■ The problem ■
Search the records below for the word "JSON". Pull out each line that has it.

[Extracts from a graphics dataset]
□ □ □ □ □
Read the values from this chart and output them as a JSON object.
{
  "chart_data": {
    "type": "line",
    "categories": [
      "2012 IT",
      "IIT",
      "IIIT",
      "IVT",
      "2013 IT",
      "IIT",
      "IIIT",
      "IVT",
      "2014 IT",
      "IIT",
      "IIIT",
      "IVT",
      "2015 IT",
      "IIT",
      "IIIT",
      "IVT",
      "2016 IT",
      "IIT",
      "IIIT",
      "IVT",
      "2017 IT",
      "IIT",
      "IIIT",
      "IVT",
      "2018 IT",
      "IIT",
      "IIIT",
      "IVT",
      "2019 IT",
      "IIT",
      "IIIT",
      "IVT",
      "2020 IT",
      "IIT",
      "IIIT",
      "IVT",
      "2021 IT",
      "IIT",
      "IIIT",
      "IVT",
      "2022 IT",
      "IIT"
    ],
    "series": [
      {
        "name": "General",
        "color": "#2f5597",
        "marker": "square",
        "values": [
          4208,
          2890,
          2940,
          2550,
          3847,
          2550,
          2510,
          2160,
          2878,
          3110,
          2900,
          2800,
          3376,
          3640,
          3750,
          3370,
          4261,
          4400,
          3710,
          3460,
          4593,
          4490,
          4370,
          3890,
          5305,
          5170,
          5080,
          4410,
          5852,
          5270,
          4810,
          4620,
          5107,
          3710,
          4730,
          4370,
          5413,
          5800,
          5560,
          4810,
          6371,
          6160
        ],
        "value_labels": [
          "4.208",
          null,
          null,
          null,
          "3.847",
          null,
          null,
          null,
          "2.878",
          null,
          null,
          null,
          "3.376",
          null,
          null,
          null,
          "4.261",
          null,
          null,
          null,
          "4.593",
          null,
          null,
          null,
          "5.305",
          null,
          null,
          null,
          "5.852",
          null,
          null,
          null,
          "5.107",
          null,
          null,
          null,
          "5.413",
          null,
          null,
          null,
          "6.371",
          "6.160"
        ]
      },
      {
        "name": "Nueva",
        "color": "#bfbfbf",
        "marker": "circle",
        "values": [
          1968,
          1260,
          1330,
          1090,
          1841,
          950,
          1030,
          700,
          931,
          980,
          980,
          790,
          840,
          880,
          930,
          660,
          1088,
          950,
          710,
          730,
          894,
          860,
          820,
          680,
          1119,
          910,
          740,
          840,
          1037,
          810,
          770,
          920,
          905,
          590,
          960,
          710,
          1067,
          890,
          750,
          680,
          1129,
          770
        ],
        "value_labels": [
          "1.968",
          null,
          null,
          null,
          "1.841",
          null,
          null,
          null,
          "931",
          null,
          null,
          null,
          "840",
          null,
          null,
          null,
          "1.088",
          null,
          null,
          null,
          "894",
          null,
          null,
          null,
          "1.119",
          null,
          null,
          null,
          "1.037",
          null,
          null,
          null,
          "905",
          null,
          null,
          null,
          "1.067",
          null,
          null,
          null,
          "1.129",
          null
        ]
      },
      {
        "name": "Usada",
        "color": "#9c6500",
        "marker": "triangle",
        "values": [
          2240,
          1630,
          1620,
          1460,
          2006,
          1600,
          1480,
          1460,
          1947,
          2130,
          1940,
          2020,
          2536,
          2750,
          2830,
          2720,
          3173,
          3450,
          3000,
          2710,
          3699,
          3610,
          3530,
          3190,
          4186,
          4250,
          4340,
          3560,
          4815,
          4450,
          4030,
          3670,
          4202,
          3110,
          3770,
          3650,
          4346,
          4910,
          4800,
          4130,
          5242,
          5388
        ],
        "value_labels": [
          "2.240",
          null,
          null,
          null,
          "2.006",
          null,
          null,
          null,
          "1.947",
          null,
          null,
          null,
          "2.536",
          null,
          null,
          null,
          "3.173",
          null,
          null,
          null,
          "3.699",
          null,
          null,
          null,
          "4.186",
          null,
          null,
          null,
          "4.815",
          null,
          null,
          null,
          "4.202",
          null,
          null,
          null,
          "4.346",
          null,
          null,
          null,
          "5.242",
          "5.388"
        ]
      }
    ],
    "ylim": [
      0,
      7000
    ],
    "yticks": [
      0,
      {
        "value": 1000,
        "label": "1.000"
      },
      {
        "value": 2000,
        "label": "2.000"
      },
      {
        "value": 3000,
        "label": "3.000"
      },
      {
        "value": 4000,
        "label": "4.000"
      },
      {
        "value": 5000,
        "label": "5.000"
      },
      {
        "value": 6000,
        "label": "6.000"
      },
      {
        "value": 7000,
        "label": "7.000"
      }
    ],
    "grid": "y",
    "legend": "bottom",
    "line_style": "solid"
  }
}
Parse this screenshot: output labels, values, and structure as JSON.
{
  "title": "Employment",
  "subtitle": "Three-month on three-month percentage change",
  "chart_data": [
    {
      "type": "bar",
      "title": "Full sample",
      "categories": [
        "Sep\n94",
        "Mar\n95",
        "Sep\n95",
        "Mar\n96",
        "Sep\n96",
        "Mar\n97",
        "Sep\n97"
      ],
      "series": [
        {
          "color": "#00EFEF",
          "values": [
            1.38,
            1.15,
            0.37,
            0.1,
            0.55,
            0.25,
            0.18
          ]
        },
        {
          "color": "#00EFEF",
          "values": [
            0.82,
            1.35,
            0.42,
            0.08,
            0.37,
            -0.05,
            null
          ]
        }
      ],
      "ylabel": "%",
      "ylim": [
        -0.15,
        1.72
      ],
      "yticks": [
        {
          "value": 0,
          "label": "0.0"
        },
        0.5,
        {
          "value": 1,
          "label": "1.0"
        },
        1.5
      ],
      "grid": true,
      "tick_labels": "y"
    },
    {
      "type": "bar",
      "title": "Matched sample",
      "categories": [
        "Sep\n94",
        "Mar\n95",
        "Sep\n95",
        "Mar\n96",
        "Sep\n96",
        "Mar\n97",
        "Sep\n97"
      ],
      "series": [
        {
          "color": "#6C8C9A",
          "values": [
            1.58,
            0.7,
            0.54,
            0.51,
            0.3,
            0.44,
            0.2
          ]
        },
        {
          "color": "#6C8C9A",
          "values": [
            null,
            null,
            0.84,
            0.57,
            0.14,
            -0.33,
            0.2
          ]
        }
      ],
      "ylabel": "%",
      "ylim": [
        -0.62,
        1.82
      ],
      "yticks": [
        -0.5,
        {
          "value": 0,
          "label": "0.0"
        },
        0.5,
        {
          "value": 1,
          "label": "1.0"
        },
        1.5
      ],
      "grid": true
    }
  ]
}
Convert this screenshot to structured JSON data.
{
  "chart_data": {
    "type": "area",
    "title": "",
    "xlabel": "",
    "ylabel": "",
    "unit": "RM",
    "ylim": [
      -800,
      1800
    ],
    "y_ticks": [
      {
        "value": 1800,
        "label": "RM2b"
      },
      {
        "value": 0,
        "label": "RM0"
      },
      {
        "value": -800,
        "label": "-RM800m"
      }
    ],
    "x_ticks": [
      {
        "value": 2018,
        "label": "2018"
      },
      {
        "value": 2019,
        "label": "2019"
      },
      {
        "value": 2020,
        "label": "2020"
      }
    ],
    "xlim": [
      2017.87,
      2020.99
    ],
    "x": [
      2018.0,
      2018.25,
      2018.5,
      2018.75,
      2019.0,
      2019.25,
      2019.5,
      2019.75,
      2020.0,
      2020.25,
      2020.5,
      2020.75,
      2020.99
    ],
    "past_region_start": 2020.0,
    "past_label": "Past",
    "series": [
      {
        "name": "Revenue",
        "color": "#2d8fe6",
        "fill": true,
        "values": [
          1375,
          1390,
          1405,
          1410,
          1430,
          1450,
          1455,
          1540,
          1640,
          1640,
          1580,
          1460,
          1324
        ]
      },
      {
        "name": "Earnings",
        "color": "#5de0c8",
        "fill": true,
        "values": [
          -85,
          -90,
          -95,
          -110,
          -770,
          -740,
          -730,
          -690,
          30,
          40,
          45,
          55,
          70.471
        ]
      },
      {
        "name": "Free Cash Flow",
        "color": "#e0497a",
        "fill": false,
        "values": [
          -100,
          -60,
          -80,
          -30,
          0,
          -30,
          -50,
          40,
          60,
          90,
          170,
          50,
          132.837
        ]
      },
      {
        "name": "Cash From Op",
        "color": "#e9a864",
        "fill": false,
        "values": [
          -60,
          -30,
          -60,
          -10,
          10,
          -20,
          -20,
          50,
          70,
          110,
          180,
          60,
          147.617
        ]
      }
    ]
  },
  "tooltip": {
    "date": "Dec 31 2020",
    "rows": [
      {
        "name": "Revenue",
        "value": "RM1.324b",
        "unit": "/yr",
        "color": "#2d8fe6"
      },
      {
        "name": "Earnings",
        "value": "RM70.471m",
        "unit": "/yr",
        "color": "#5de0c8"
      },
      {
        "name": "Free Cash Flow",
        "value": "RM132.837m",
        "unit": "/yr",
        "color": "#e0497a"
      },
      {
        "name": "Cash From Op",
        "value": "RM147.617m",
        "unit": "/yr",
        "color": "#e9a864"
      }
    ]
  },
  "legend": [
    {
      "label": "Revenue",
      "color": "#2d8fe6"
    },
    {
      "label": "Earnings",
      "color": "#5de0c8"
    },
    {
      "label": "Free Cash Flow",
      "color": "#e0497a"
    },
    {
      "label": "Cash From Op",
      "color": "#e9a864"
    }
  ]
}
□ □ □ □ □
■ Result of this task ■
Read the values from this chart and output them as a JSON object.
Parse this screenshot: output labels, values, and structure as JSON.
Convert this screenshot to structured JSON data.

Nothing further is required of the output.